Exercise: Give the number of lines in the data that contain "Kleinschmidt", and nothing more.
====
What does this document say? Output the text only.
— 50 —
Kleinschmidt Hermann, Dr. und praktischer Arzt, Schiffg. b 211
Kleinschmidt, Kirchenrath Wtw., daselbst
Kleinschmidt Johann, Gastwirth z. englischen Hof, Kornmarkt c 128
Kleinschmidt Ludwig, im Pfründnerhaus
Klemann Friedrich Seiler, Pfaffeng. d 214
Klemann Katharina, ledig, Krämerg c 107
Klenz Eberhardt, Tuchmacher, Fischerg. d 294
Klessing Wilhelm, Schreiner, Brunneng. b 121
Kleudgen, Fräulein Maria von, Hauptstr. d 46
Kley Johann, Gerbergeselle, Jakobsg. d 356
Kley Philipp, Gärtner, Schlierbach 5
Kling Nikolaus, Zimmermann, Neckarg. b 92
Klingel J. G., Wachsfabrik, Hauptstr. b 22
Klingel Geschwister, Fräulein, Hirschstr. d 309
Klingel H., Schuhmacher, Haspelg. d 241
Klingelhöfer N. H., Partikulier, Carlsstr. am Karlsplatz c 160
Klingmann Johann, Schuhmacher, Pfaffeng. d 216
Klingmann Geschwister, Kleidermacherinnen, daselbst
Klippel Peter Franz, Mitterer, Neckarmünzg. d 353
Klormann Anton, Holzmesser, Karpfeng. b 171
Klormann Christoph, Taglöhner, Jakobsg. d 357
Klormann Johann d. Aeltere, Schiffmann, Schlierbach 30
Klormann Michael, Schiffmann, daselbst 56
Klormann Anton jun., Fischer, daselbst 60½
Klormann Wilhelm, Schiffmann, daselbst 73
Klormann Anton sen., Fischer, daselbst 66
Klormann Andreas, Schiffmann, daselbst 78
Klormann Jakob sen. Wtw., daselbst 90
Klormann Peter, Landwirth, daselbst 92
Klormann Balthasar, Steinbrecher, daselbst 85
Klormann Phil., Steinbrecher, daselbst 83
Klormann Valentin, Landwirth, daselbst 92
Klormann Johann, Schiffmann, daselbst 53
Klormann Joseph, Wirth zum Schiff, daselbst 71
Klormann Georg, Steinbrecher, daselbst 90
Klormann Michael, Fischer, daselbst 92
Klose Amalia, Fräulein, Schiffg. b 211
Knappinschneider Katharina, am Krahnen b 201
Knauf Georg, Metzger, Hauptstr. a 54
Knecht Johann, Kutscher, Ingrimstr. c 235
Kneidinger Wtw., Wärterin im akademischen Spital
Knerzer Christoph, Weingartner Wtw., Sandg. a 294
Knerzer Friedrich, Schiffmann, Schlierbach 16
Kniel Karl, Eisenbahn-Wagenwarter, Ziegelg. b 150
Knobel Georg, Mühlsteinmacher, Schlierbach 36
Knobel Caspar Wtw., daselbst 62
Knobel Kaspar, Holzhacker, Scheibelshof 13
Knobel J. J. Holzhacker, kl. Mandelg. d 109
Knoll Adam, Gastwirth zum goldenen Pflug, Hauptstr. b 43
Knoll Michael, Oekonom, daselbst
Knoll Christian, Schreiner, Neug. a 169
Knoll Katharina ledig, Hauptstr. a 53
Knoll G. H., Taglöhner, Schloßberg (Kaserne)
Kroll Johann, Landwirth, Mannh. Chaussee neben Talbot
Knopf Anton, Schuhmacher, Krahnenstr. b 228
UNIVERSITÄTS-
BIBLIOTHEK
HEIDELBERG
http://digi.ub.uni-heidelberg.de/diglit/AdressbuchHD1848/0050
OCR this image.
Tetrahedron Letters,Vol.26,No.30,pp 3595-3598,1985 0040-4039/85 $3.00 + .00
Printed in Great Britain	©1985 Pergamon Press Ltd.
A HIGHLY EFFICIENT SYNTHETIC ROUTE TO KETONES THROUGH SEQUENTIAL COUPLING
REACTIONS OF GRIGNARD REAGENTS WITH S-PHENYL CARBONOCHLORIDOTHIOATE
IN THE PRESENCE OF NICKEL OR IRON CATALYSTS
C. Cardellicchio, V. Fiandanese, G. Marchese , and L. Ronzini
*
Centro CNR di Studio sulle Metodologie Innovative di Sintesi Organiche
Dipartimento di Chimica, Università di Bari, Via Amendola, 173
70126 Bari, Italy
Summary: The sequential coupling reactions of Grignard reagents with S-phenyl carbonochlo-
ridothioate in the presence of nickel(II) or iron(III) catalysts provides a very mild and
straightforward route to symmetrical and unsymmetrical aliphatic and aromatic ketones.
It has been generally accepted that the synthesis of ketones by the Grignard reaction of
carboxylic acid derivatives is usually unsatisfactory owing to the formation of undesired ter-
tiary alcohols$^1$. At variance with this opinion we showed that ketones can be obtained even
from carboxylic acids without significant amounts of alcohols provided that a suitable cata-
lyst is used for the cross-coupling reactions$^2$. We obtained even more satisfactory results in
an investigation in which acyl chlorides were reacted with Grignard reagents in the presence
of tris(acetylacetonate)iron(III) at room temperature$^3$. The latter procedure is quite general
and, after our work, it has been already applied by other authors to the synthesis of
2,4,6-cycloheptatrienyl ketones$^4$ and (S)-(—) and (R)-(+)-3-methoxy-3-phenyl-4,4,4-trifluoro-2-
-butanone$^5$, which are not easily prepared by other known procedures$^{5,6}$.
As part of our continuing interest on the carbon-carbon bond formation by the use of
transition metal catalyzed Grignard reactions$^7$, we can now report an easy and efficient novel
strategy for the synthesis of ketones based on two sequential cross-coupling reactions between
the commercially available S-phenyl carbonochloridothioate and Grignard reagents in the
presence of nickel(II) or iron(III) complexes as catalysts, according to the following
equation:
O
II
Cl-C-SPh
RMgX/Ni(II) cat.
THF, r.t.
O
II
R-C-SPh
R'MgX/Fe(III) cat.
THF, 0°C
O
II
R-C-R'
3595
====
Worked answer: 4